[Stored data]
################

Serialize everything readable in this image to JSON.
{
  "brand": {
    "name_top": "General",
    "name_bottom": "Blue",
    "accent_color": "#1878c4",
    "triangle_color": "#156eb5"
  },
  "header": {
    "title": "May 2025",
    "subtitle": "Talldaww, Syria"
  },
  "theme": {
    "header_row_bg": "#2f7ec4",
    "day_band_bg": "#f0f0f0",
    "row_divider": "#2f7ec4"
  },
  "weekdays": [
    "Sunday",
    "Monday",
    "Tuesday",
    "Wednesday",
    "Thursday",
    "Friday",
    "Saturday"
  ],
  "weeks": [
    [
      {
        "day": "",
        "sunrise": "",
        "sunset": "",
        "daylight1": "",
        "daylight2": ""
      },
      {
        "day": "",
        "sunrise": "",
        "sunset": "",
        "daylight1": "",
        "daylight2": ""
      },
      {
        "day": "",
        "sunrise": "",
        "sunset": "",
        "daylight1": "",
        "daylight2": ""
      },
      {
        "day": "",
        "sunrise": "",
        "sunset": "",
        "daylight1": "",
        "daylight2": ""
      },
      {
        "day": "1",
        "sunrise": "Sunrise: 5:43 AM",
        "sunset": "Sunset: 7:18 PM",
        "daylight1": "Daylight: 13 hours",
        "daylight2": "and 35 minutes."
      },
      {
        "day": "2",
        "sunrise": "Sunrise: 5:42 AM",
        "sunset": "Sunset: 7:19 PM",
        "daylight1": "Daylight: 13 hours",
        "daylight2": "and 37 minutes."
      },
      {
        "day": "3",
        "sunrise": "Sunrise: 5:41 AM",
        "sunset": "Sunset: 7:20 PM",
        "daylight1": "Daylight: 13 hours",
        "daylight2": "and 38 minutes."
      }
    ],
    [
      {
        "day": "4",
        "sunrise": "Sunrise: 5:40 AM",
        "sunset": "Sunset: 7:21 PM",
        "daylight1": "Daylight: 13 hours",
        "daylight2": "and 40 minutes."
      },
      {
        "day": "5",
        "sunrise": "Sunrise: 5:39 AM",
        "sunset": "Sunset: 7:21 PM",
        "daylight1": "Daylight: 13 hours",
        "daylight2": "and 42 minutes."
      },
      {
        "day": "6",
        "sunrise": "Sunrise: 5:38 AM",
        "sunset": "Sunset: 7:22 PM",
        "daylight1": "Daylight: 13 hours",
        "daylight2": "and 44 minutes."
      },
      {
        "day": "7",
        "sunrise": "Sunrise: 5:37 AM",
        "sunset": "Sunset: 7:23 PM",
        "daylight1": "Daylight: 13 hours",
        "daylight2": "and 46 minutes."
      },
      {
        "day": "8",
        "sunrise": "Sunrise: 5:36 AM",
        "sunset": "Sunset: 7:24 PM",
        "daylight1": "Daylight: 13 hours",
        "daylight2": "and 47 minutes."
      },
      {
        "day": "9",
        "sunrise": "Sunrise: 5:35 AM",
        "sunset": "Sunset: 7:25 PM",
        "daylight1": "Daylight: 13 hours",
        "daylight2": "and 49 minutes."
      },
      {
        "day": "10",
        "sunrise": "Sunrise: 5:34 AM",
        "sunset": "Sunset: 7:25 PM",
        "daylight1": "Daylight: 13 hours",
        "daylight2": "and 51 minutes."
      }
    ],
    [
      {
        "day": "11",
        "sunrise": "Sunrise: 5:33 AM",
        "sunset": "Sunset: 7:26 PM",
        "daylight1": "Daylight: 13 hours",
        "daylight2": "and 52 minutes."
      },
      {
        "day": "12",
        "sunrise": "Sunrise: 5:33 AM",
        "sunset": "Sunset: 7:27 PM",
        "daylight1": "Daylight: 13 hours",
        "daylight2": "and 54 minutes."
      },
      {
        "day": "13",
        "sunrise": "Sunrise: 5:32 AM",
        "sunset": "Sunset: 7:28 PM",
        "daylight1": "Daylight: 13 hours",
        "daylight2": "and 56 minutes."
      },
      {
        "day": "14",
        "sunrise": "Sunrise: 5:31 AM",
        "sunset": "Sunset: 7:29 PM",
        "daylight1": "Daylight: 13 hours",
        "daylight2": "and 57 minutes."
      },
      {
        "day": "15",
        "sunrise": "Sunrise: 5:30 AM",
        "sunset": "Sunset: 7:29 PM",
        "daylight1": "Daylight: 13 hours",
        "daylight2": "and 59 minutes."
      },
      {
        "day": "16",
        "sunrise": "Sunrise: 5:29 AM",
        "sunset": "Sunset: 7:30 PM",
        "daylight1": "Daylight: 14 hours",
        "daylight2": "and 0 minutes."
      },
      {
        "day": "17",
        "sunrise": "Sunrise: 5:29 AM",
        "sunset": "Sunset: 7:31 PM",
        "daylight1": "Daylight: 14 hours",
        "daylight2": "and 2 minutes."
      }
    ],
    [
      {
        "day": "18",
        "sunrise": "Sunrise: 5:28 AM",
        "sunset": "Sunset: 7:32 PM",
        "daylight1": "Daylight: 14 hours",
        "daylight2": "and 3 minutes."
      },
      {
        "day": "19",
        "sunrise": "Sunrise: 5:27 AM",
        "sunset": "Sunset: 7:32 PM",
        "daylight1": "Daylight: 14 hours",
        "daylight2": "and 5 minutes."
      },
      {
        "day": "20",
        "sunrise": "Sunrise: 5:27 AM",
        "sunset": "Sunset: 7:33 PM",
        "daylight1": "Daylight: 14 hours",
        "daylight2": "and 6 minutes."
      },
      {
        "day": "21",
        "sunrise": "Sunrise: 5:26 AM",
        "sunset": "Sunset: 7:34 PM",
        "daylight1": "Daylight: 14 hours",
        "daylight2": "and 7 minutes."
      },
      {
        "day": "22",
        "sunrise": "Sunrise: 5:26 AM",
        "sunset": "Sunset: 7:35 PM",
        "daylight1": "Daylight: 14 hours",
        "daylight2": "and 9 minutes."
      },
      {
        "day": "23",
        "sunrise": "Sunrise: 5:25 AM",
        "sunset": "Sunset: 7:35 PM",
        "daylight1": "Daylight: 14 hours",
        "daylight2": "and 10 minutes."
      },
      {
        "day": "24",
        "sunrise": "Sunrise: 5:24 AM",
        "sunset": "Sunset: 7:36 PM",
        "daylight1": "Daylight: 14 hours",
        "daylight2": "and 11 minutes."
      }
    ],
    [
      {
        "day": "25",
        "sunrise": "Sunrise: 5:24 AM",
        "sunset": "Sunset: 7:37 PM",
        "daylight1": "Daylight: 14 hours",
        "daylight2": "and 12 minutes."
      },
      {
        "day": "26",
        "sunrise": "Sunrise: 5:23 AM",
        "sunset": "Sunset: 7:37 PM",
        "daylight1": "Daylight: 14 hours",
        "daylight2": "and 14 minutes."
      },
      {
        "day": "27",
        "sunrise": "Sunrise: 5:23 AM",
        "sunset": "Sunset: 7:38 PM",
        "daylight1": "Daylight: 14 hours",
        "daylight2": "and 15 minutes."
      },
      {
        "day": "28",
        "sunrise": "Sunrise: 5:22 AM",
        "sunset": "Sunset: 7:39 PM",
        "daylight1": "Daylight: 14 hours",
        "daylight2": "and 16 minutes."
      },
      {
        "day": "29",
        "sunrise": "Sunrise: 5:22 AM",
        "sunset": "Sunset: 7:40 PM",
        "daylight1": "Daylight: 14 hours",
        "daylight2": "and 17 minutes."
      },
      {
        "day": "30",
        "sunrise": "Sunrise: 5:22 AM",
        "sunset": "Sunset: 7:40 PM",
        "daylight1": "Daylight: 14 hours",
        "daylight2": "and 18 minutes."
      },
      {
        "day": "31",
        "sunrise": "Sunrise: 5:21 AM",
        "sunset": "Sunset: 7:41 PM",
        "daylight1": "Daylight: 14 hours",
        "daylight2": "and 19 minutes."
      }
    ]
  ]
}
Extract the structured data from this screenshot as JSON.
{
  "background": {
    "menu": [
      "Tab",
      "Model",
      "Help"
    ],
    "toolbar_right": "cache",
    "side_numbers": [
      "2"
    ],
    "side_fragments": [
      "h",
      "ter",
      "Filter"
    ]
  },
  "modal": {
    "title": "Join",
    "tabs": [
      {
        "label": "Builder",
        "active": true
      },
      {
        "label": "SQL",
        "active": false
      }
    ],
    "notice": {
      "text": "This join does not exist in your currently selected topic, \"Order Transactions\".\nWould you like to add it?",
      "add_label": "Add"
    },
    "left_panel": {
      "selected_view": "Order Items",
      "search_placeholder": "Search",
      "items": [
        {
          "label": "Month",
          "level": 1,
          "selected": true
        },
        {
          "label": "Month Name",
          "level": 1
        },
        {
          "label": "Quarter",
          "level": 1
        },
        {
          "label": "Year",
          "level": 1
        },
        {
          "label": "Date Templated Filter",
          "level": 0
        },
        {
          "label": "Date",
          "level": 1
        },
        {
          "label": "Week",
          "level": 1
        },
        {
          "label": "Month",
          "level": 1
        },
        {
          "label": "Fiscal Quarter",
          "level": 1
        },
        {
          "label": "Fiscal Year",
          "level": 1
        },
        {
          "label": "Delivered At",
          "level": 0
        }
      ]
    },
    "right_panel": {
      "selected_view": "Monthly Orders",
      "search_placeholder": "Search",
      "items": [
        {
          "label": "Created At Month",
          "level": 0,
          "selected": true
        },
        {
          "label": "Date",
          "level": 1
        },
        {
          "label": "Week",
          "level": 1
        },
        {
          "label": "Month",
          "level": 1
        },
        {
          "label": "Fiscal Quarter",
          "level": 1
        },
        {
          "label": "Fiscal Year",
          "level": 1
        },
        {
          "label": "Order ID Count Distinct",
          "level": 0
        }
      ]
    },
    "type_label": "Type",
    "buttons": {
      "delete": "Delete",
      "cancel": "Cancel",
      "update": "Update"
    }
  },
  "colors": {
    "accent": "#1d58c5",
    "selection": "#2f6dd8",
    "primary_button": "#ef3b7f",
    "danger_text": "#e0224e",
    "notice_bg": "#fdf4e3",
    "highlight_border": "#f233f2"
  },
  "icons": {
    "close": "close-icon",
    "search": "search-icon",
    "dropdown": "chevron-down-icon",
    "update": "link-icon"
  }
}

################

§ **What is being asked**
Determine how many lines above contain "Filter" as a word or string. Give the number alone.

§ **Written solution**
2